:: Request ::
Pick out the lines below that contain the string "dass" and copy them all.

:: Recorded data ::
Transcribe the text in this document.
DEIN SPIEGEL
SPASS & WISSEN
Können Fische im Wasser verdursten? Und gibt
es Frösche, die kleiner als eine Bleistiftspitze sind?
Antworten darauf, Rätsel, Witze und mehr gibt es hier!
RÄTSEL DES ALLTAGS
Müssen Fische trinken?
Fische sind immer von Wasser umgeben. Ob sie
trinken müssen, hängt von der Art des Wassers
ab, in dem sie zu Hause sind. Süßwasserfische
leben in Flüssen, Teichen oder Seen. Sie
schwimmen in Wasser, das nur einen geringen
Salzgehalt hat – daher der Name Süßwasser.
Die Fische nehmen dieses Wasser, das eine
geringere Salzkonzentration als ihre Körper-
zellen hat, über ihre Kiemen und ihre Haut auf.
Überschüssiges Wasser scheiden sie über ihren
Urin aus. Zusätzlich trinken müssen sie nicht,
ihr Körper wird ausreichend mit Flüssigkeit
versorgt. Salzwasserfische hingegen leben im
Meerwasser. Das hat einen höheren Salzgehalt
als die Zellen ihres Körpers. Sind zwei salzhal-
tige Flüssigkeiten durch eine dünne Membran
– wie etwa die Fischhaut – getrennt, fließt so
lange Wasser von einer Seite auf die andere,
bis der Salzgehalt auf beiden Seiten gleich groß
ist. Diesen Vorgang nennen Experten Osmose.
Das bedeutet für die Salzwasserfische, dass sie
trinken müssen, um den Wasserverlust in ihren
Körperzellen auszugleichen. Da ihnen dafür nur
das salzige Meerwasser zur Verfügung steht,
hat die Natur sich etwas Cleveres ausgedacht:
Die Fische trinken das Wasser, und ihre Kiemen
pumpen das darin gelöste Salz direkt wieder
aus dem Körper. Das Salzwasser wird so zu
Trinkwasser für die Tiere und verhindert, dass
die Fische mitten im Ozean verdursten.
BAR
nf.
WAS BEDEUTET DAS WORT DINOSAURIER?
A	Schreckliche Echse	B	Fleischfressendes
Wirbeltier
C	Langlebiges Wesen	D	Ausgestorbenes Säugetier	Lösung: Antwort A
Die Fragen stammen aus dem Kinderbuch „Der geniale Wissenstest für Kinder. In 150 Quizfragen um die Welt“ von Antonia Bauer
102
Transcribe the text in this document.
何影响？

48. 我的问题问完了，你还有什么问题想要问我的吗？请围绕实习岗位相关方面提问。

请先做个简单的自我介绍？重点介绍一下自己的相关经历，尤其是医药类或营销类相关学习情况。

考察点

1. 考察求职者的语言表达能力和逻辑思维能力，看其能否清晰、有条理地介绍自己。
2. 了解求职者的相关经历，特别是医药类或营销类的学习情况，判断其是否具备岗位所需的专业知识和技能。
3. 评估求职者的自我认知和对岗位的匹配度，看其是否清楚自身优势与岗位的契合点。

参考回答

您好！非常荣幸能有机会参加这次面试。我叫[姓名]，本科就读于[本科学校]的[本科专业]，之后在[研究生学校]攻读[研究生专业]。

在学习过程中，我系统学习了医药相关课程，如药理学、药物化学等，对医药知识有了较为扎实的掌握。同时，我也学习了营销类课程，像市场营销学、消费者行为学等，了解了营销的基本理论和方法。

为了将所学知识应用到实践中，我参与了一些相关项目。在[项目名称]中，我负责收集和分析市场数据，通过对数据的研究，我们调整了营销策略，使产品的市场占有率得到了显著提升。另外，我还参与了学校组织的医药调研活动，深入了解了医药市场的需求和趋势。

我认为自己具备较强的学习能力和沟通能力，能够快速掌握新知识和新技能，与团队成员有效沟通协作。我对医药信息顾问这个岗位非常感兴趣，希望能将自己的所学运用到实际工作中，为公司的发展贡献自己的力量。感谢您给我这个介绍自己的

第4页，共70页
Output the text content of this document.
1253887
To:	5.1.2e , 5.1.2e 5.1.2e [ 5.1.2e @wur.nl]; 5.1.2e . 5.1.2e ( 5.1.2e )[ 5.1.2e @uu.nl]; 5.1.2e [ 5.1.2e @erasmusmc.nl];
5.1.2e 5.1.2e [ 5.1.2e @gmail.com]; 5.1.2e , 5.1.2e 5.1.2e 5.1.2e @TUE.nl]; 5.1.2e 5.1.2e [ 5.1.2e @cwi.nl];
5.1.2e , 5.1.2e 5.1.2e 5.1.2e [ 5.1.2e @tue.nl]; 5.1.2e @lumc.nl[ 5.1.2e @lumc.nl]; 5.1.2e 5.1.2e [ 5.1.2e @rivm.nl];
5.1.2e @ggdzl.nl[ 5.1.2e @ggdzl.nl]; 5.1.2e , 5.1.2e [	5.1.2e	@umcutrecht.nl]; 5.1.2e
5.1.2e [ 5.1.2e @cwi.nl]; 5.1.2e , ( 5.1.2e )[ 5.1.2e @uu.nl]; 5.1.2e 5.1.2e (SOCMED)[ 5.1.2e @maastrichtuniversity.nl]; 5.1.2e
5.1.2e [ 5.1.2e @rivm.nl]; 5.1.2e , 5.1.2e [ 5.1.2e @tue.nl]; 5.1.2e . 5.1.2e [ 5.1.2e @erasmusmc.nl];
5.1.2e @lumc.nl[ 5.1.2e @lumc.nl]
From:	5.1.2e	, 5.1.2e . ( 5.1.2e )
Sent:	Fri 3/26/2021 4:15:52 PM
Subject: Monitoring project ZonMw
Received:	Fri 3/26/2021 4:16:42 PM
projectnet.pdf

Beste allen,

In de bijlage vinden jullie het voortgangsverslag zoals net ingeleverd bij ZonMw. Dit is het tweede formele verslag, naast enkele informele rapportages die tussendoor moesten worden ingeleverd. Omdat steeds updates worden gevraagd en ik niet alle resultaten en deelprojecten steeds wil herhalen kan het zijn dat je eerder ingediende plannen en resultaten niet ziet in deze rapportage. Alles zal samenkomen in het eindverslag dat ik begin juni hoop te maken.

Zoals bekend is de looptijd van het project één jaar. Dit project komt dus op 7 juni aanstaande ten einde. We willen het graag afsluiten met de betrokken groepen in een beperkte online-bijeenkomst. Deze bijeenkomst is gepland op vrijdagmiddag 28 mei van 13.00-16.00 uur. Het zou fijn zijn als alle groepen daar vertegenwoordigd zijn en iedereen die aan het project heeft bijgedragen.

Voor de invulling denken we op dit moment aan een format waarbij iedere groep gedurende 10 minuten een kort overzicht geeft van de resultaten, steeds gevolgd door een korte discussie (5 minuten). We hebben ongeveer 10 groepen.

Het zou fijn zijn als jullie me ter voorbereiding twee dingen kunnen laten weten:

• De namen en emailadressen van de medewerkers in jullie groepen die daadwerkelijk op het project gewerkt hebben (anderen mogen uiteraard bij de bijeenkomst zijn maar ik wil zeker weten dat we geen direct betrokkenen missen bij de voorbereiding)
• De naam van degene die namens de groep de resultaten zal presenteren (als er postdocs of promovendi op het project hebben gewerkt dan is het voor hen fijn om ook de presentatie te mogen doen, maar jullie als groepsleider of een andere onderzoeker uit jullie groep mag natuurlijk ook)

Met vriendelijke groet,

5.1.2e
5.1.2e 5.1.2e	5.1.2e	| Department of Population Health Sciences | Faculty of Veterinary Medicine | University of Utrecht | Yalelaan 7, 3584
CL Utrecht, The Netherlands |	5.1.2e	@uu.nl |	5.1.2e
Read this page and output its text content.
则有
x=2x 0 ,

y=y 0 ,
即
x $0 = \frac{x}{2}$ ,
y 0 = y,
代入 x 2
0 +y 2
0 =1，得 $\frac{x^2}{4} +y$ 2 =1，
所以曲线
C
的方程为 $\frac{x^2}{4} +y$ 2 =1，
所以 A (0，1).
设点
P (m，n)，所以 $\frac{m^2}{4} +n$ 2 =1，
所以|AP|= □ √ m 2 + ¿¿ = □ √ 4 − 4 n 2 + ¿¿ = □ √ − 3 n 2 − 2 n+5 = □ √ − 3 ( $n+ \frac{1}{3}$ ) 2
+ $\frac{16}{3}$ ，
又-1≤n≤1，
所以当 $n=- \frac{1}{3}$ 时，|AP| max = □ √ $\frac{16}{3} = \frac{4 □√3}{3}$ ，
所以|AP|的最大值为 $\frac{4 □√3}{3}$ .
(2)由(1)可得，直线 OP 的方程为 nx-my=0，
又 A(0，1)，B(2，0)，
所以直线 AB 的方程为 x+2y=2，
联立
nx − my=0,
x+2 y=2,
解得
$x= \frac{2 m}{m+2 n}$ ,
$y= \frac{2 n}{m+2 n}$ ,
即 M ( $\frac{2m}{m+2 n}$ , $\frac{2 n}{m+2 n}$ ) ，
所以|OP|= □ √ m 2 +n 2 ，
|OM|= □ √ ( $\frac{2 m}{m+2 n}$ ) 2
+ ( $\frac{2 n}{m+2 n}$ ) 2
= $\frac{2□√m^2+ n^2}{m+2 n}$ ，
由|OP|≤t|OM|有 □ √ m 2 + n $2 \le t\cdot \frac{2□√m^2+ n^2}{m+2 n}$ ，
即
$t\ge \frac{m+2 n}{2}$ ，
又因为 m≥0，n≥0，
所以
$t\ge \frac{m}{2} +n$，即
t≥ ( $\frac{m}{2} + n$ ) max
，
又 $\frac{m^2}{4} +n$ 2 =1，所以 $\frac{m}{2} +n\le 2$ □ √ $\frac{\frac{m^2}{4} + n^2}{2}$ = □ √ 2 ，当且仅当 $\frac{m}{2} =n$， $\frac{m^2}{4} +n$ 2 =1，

:: Problem solution ::
Das bedeutet für die Salzwasserfische, dass sie
Trinkwasser für die Tiere und verhindert, dass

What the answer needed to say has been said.